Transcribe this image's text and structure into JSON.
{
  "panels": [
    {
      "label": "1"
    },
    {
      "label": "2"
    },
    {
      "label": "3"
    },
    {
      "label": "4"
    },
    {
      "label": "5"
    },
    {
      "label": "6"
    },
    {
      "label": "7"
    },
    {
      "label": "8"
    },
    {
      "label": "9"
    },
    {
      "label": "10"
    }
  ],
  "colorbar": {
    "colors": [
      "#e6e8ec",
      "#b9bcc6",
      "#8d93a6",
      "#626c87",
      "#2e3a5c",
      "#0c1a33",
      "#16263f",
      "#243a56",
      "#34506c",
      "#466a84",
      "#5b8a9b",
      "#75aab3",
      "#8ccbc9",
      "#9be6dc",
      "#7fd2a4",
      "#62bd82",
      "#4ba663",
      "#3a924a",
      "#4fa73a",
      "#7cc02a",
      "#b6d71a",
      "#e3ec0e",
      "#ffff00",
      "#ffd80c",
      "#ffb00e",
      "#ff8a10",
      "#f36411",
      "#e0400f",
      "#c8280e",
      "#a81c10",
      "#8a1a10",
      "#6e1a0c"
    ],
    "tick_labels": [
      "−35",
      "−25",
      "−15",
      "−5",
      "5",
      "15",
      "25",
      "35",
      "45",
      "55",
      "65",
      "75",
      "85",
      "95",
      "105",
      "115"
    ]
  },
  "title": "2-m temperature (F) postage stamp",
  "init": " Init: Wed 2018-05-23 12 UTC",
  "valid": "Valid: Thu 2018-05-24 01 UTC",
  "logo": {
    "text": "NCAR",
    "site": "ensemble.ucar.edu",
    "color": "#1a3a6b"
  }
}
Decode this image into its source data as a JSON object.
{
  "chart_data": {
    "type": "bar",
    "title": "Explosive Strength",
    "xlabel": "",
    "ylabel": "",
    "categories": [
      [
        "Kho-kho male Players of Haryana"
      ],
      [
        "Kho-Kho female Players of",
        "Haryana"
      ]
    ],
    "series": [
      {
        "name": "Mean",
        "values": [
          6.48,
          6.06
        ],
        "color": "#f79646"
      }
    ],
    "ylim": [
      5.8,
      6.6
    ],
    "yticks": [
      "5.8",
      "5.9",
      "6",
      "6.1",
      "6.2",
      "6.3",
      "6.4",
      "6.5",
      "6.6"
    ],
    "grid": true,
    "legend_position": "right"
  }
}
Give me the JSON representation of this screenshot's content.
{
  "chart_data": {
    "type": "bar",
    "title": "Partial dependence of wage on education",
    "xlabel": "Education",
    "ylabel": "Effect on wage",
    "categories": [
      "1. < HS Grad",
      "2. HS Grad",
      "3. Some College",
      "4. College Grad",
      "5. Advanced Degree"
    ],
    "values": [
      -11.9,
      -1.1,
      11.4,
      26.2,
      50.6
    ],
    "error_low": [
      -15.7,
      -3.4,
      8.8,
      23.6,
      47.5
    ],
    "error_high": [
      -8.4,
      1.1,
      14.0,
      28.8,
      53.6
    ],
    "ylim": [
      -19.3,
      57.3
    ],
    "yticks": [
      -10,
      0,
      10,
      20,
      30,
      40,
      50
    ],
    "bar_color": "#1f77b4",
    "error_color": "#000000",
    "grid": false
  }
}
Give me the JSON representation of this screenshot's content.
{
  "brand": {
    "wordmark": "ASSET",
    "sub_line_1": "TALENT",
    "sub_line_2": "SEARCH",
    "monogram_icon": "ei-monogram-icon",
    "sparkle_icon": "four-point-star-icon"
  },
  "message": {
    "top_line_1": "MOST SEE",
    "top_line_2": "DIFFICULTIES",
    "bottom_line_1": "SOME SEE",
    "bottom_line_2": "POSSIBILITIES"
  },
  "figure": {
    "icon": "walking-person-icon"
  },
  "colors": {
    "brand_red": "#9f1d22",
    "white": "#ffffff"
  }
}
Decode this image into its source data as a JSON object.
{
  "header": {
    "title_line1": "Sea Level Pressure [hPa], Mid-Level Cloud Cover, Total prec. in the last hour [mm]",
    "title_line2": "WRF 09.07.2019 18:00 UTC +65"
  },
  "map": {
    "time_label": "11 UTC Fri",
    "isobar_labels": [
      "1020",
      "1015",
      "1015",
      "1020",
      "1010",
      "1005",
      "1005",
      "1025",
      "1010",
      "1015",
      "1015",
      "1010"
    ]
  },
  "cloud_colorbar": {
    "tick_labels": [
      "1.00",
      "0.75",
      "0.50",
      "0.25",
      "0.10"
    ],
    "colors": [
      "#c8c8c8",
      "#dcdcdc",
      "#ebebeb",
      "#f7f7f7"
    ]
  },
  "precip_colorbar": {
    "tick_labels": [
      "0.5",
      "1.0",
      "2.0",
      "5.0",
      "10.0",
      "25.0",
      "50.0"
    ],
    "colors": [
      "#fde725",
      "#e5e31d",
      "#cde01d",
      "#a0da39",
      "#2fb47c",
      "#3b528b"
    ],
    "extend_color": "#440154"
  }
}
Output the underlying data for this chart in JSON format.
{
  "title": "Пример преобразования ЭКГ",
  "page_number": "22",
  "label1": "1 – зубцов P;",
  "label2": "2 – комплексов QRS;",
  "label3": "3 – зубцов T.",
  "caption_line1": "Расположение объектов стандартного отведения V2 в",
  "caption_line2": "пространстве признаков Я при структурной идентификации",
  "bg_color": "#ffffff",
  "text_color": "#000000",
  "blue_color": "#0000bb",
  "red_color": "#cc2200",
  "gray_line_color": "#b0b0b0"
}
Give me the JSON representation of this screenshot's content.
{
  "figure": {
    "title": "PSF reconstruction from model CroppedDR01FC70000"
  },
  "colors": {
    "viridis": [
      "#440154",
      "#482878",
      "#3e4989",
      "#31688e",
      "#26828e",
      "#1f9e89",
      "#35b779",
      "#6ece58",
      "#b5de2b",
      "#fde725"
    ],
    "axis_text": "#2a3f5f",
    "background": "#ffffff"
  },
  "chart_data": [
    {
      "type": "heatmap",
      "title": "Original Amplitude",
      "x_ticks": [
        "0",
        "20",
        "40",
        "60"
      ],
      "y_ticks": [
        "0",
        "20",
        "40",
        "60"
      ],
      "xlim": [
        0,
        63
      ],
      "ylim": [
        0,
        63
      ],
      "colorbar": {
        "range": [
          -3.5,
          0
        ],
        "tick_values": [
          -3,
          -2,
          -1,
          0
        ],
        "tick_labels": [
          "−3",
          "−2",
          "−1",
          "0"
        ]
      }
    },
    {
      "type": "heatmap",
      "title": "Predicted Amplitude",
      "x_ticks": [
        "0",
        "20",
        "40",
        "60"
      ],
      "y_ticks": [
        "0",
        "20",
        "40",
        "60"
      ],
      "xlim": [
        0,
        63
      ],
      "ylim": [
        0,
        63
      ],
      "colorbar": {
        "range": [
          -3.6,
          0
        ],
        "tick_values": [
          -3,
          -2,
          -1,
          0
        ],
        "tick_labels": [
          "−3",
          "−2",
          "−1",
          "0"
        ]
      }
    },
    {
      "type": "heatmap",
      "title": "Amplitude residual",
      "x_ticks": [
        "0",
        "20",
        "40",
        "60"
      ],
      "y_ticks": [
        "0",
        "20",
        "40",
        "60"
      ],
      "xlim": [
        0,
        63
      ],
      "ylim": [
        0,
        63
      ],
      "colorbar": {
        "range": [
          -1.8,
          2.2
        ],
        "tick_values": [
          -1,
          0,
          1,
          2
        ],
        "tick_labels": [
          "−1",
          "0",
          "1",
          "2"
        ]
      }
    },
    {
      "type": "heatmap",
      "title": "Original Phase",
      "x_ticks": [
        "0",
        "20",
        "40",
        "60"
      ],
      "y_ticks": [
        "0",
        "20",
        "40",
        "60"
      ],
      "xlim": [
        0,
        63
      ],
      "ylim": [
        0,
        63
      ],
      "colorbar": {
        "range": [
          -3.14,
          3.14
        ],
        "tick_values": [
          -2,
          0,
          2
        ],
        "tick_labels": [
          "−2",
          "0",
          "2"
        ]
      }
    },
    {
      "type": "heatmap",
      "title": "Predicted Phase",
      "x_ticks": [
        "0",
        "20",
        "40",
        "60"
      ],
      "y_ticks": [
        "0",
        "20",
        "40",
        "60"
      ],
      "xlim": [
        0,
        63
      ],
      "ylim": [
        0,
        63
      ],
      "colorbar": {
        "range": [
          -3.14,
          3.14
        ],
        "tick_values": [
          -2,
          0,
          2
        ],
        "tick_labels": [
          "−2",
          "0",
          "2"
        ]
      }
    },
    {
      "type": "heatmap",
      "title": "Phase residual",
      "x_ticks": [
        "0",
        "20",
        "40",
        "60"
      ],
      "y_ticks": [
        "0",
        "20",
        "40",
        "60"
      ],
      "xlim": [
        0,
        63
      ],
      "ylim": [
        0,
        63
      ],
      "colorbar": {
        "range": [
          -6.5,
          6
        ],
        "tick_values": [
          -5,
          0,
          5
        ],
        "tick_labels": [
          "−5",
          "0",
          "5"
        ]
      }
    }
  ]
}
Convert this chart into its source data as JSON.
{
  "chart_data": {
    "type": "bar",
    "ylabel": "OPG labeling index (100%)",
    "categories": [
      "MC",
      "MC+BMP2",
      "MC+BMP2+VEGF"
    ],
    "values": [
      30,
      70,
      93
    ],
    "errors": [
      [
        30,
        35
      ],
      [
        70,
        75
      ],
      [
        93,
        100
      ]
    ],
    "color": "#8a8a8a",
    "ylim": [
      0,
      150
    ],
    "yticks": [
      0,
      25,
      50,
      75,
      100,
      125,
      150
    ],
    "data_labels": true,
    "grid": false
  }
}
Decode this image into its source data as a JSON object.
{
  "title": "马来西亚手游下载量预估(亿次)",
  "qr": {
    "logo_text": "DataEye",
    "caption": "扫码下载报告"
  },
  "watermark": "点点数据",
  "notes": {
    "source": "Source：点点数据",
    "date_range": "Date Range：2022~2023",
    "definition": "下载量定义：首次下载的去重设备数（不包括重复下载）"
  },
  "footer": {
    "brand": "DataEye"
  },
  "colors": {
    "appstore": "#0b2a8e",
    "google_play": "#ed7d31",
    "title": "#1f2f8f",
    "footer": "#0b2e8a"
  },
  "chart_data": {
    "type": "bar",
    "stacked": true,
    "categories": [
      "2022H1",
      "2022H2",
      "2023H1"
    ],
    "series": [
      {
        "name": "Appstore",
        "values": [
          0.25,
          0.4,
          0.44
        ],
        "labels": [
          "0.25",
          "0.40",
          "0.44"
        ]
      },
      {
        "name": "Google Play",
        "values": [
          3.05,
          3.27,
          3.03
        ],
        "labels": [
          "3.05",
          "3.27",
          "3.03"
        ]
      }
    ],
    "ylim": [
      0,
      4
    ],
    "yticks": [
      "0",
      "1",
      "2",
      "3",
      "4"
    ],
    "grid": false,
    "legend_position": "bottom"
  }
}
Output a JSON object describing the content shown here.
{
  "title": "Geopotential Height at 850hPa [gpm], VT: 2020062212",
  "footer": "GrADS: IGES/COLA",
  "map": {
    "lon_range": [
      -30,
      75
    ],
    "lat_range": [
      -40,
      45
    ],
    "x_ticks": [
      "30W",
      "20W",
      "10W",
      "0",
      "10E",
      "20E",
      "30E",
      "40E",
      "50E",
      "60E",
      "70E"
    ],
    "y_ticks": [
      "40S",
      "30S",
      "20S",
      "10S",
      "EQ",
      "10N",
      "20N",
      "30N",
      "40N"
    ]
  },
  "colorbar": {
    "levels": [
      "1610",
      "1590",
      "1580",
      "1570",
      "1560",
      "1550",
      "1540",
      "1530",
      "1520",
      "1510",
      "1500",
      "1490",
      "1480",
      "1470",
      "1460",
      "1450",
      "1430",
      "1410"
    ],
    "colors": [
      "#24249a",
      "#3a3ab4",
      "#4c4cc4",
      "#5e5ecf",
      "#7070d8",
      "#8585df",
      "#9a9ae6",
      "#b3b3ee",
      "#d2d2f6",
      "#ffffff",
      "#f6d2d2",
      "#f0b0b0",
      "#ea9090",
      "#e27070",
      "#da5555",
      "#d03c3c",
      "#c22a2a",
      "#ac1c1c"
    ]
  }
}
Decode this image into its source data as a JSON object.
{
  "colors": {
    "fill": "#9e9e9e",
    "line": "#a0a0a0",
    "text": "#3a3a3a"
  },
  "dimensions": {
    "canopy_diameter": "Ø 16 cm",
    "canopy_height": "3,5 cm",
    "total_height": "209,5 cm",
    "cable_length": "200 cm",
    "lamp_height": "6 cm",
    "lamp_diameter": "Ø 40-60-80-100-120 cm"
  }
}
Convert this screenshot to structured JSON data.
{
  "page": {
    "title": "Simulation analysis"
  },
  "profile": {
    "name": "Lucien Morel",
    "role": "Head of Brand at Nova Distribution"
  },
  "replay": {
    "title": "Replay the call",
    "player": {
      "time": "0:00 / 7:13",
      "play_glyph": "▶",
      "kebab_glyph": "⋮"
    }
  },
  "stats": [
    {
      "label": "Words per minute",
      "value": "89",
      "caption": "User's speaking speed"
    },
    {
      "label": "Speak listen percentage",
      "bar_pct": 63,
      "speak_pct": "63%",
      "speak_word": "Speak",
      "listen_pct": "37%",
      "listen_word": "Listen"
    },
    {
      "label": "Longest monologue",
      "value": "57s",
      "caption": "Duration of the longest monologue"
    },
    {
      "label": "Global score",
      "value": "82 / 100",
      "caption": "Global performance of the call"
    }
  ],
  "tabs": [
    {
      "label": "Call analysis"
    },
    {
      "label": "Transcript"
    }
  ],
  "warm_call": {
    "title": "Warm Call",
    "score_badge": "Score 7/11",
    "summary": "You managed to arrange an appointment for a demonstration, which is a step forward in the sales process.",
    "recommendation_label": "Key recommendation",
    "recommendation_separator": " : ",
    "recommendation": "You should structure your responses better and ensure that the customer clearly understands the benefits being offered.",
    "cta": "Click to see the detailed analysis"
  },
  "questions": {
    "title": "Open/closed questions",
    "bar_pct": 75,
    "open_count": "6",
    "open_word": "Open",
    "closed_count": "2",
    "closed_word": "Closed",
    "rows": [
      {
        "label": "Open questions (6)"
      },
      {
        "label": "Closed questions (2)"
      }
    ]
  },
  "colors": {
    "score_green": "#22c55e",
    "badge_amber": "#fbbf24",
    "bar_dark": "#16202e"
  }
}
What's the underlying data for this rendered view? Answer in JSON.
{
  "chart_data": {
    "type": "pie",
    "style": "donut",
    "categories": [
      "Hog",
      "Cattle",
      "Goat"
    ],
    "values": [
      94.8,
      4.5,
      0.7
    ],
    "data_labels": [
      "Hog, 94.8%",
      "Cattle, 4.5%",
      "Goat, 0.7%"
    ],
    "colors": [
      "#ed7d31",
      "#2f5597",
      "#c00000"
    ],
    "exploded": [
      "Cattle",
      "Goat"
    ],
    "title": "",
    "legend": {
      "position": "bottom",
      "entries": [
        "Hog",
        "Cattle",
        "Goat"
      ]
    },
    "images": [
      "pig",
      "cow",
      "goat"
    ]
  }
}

**Goal of the exercise**: Select and copy every line of the material that holds the string "questions".

**Full answer**:
  "questions": {
    "title": "Open/closed questions",
        "label": "Open questions (6)"
        "label": "Closed questions (2)"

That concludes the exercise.